Written exercise =>
Give every line back verbatim, dropping all images.

Saved entries:
============================================================

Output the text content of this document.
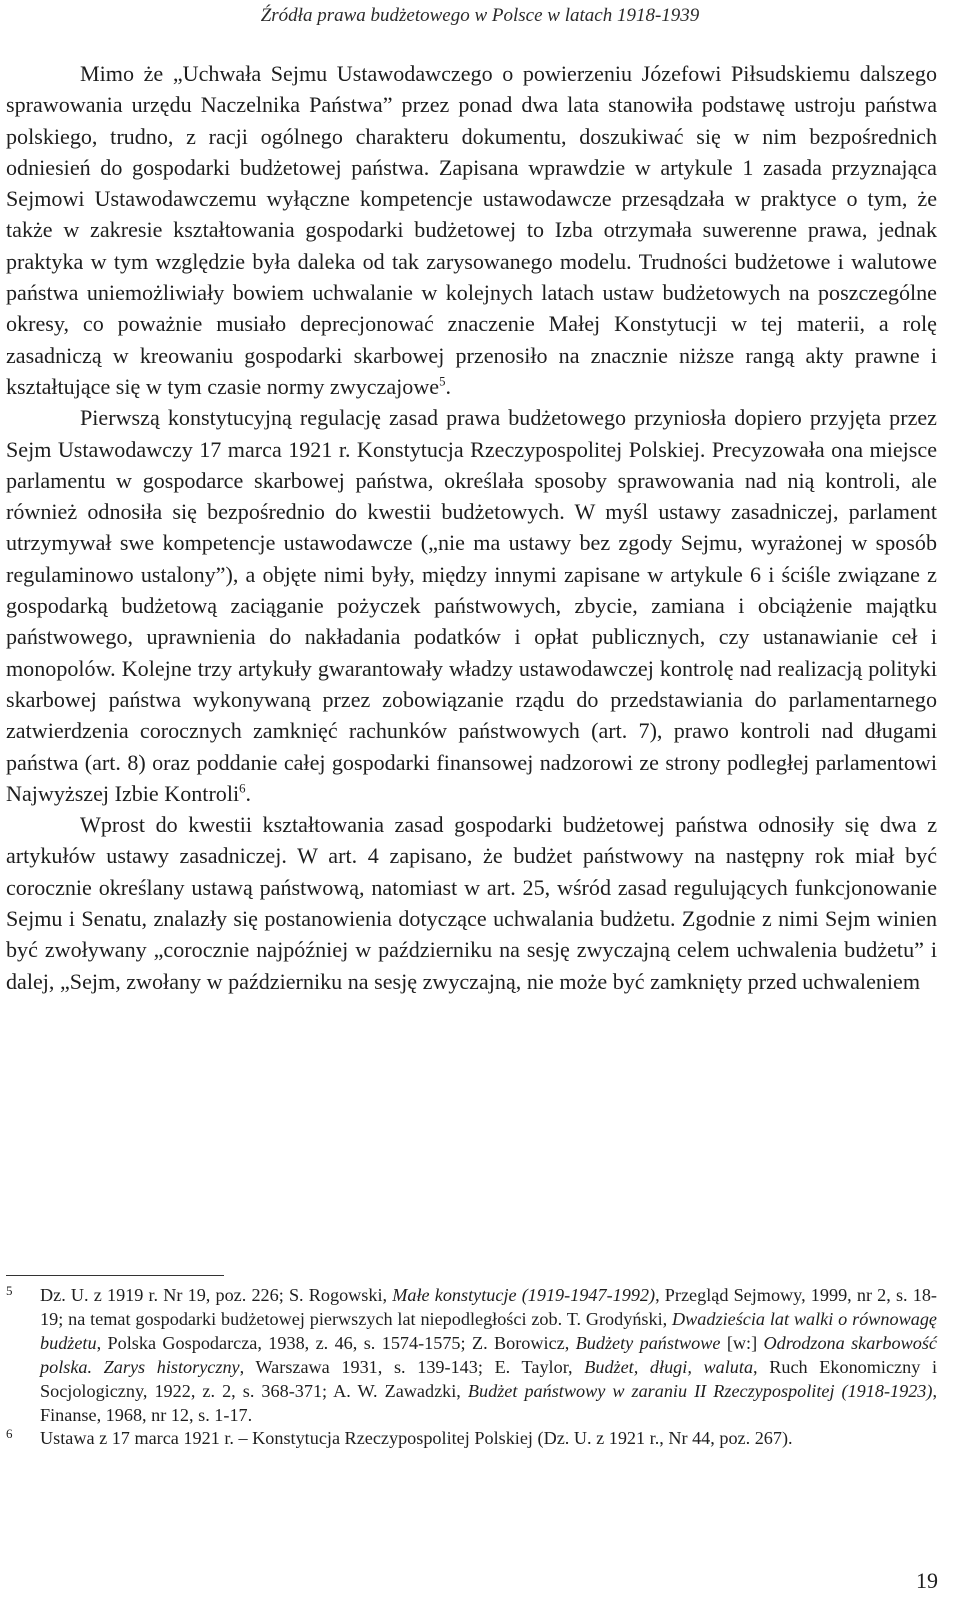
Źródła prawa budżetowego w Polsce w latach 1918-1939

Mimo że „Uchwała Sejmu Ustawodawczego o powierzeniu Józefowi Piłsudskiemu dalszego sprawowania urzędu Naczelnika Państwa” przez ponad dwa lata stanowiła podstawę ustroju państwa polskiego, trudno, z racji ogólnego charakteru dokumentu, doszukiwać się w nim bezpośrednich odniesień do gospodarki budżetowej państwa. Zapisana wprawdzie w artykule 1 zasada przyznająca Sejmowi Ustawodawczemu wyłączne kompetencje ustawodawcze przesądzała w praktyce o tym, że także w zakresie kształtowania gospodarki budżetowej to Izba otrzymała suwerenne prawa, jednak praktyka w tym względzie była daleka od tak zarysowanego modelu. Trudności budżetowe i walutowe państwa uniemożliwiały bowiem uchwalanie w kolejnych latach ustaw budżetowych na poszczególne okresy, co poważnie musiało deprecjonować znaczenie Małej Konstytucji w tej materii, a rolę zasadniczą w kreowaniu gospodarki skarbowej przenosiło na znacznie niższe rangą akty prawne i kształtujące się w tym czasie normy zwyczajowe$^5$.

Pierwszą konstytucyjną regulację zasad prawa budżetowego przyniosła dopiero przyjęta przez Sejm Ustawodawczy 17 marca 1921 r. Konstytucja Rzeczypospolitej Polskiej. Precyzowała ona miejsce parlamentu w gospodarce skarbowej państwa, określała sposoby sprawowania nad nią kontroli, ale również odnosiła się bezpośrednio do kwestii budżetowych. W myśl ustawy zasadniczej, parlament utrzymywał swe kompetencje ustawodawcze („nie ma ustawy bez zgody Sejmu, wyrażonej w sposób regulaminowo ustalony”), a objęte nimi były, między innymi zapisane w artykule 6 i ściśle związane z gospodarką budżetową zaciąganie pożyczek państwowych, zbycie, zamiana i obciążenie majątku państwowego, uprawnienia do nakładania podatków i opłat publicznych, czy ustanawianie ceł i monopolów. Kolejne trzy artykuły gwarantowały władzy ustawodawczej kontrolę nad realizacją polityki skarbowej państwa wykonywaną przez zobowiązanie rządu do przedstawiania do parlamentarnego zatwierdzenia corocznych zamknięć rachunków państwowych (art. 7), prawo kontroli nad długami państwa (art. 8) oraz poddanie całej gospodarki finansowej nadzorowi ze strony podległej parlamentowi Najwyższej Izbie Kontroli$^6$.

Wprost do kwestii kształtowania zasad gospodarki budżetowej państwa odnosiły się dwa z artykułów ustawy zasadniczej. W art. 4 zapisano, że budżet państwowy na następny rok miał być corocznie określany ustawą państwową, natomiast w art. 25, wśród zasad regulujących funkcjonowanie Sejmu i Senatu, znalazły się postanowienia dotyczące uchwalania budżetu. Zgodnie z nimi Sejm winien być zwoływany „corocznie najpóźniej w październiku na sesję zwyczajną celem uchwalenia budżetu” i dalej, „Sejm, zwołany w październiku na sesję zwyczajną, nie może być zamknięty przed uchwaleniem

5 Dz. U. z 1919 r. Nr 19, poz. 226; S. Rogowski, Małe konstytucje (1919-1947-1992), Przegląd Sejmowy, 1999, nr 2, s. 18-19; na temat gospodarki budżetowej pierwszych lat niepodległości zob. T. Grodyński, Dwadzieścia lat walki o równowagę budżetu, Polska Gospodarcza, 1938, z. 46, s. 1574-1575; Z. Borowicz, Budżety państwowe [w:] Odrodzona skarbowość polska. Zarys historyczny, Warszawa 1931, s. 139-143; E. Taylor, Budżet, długi, waluta, Ruch Ekonomiczny i Socjologiczny, 1922, z. 2, s. 368-371; A. W. Zawadzki, Budżet państwowy w zaraniu II Rzeczypospolitej (1918-1923), Finanse, 1968, nr 12, s. 1-17.
6 Ustawa z 17 marca 1921 r. – Konstytucja Rzeczypospolitej Polskiej (Dz. U. z 1921 r., Nr 44, poz. 267).
19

============================================================

Complete output =>
Output the text content of this document.
Źródła prawa budżetowego w Polsce w latach 1918-1939

Mimo że „Uchwała Sejmu Ustawodawczego o powierzeniu Józefowi Piłsudskiemu dalszego sprawowania urzędu Naczelnika Państwa” przez ponad dwa lata stanowiła podstawę ustroju państwa polskiego, trudno, z racji ogólnego charakteru dokumentu, doszukiwać się w nim bezpośrednich odniesień do gospodarki budżetowej państwa. Zapisana wprawdzie w artykule 1 zasada przyznająca Sejmowi Ustawodawczemu wyłączne kompetencje ustawodawcze przesądzała w praktyce o tym, że także w zakresie kształtowania gospodarki budżetowej to Izba otrzymała suwerenne prawa, jednak praktyka w tym względzie była daleka od tak zarysowanego modelu. Trudności budżetowe i walutowe państwa uniemożliwiały bowiem uchwalanie w kolejnych latach ustaw budżetowych na poszczególne okresy, co poważnie musiało deprecjonować znaczenie Małej Konstytucji w tej materii, a rolę zasadniczą w kreowaniu gospodarki skarbowej przenosiło na znacznie niższe rangą akty prawne i kształtujące się w tym czasie normy zwyczajowe$^5$.

Pierwszą konstytucyjną regulację zasad prawa budżetowego przyniosła dopiero przyjęta przez Sejm Ustawodawczy 17 marca 1921 r. Konstytucja Rzeczypospolitej Polskiej. Precyzowała ona miejsce parlamentu w gospodarce skarbowej państwa, określała sposoby sprawowania nad nią kontroli, ale również odnosiła się bezpośrednio do kwestii budżetowych. W myśl ustawy zasadniczej, parlament utrzymywał swe kompetencje ustawodawcze („nie ma ustawy bez zgody Sejmu, wyrażonej w sposób regulaminowo ustalony”), a objęte nimi były, między innymi zapisane w artykule 6 i ściśle związane z gospodarką budżetową zaciąganie pożyczek państwowych, zbycie, zamiana i obciążenie majątku państwowego, uprawnienia do nakładania podatków i opłat publicznych, czy ustanawianie ceł i monopolów. Kolejne trzy artykuły gwarantowały władzy ustawodawczej kontrolę nad realizacją polityki skarbowej państwa wykonywaną przez zobowiązanie rządu do przedstawiania do parlamentarnego zatwierdzenia corocznych zamknięć rachunków państwowych (art. 7), prawo kontroli nad długami państwa (art. 8) oraz poddanie całej gospodarki finansowej nadzorowi ze strony podległej parlamentowi Najwyższej Izbie Kontroli$^6$.

Wprost do kwestii kształtowania zasad gospodarki budżetowej państwa odnosiły się dwa z artykułów ustawy zasadniczej. W art. 4 zapisano, że budżet państwowy na następny rok miał być corocznie określany ustawą państwową, natomiast w art. 25, wśród zasad regulujących funkcjonowanie Sejmu i Senatu, znalazły się postanowienia dotyczące uchwalania budżetu. Zgodnie z nimi Sejm winien być zwoływany „corocznie najpóźniej w październiku na sesję zwyczajną celem uchwalenia budżetu” i dalej, „Sejm, zwołany w październiku na sesję zwyczajną, nie może być zamknięty przed uchwaleniem

5 Dz. U. z 1919 r. Nr 19, poz. 226; S. Rogowski, Małe konstytucje (1919-1947-1992), Przegląd Sejmowy, 1999, nr 2, s. 18-19; na temat gospodarki budżetowej pierwszych lat niepodległości zob. T. Grodyński, Dwadzieścia lat walki o równowagę budżetu, Polska Gospodarcza, 1938, z. 46, s. 1574-1575; Z. Borowicz, Budżety państwowe [w:] Odrodzona skarbowość polska. Zarys historyczny, Warszawa 1931, s. 139-143; E. Taylor, Budżet, długi, waluta, Ruch Ekonomiczny i Socjologiczny, 1922, z. 2, s. 368-371; A. W. Zawadzki, Budżet państwowy w zaraniu II Rzeczypospolitej (1918-1923), Finanse, 1968, nr 12, s. 1-17.
6 Ustawa z 17 marca 1921 r. – Konstytucja Rzeczypospolitej Polskiej (Dz. U. z 1921 r., Nr 44, poz. 267).
19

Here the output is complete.